┏━━

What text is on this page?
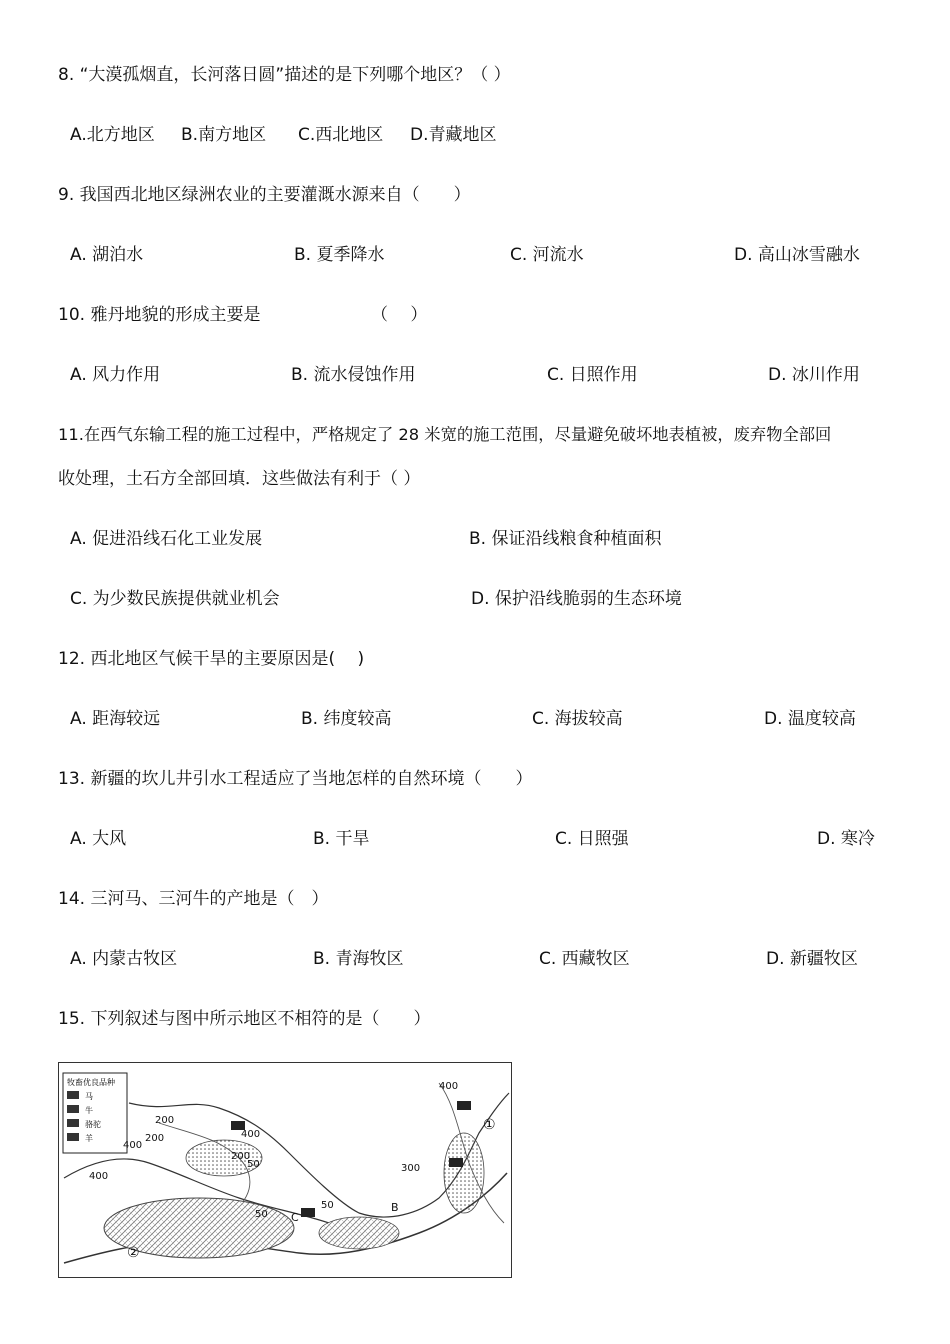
8. “大漠孤烟直，长河落日圆”描述的是下列哪个地区？（ ）
A.北方地区 B.南方地区 C.西北地区 D.青藏地区
9. 我国西北地区绿洲农业的主要灌溉水源来自（　　）
A. 湖泊水	B. 夏季降水	C. 河流水	D. 高山冰雪融水
10. 雅丹地貌的形成主要是　　　　　　　（　 ）
A. 风力作用	B. 流水侵蚀作用	C. 日照作用	D. 冰川作用
11.在西气东输工程的施工过程中，严格规定了 28 米宽的施工范围，尽量避免破坏地表植被，废弃物全部回
收处理，土石方全部回填．这些做法有利于（ ）
A. 促进沿线石化工业发展	B. 保证沿线粮食种植面积
C. 为少数民族提供就业机会	D. 保护沿线脆弱的生态环境
12. 西北地区气候干旱的主要原因是(　 )
A. 距海较远	B. 纬度较高	C. 海拔较高	D. 温度较高
13. 新疆的坎儿井引水工程适应了当地怎样的自然环境（　　）
A. 大风	B. 干旱	C. 日照强	D. 寒冷
14. 三河马、三河牛的产地是（　）
A. 内蒙古牧区	B. 青海牧区	C. 西藏牧区	D. 新疆牧区
15. 下列叙述与图中所示地区不相符的是（　　）
牧畜优良品种
马
牛
骆驼
羊
400
200
200
400
400
200
400
50
50
300
50
①
②
B
C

┗━━

■ WHAT IS ASKED:
Output every entry word for word, but omit the pictures.

■ RESULT:
What text is on this page?
8. “大漠孤烟直，长河落日圆”描述的是下列哪个地区？（ ）
A.北方地区 B.南方地区 C.西北地区 D.青藏地区
9. 我国西北地区绿洲农业的主要灌溉水源来自（　　）
A. 湖泊水	B. 夏季降水	C. 河流水	D. 高山冰雪融水
10. 雅丹地貌的形成主要是　　　　　　　（　 ）
A. 风力作用	B. 流水侵蚀作用	C. 日照作用	D. 冰川作用
11.在西气东输工程的施工过程中，严格规定了 28 米宽的施工范围，尽量避免破坏地表植被，废弃物全部回
收处理，土石方全部回填．这些做法有利于（ ）
A. 促进沿线石化工业发展	B. 保证沿线粮食种植面积
C. 为少数民族提供就业机会	D. 保护沿线脆弱的生态环境
12. 西北地区气候干旱的主要原因是(　 )
A. 距海较远	B. 纬度较高	C. 海拔较高	D. 温度较高
13. 新疆的坎儿井引水工程适应了当地怎样的自然环境（　　）
A. 大风	B. 干旱	C. 日照强	D. 寒冷
14. 三河马、三河牛的产地是（　）
A. 内蒙古牧区	B. 青海牧区	C. 西藏牧区	D. 新疆牧区
15. 下列叙述与图中所示地区不相符的是（　　）
牧畜优良品种
马
牛
骆驼
羊
400
200
200
400
400
200
400
50
50
300
50
①
②
B
C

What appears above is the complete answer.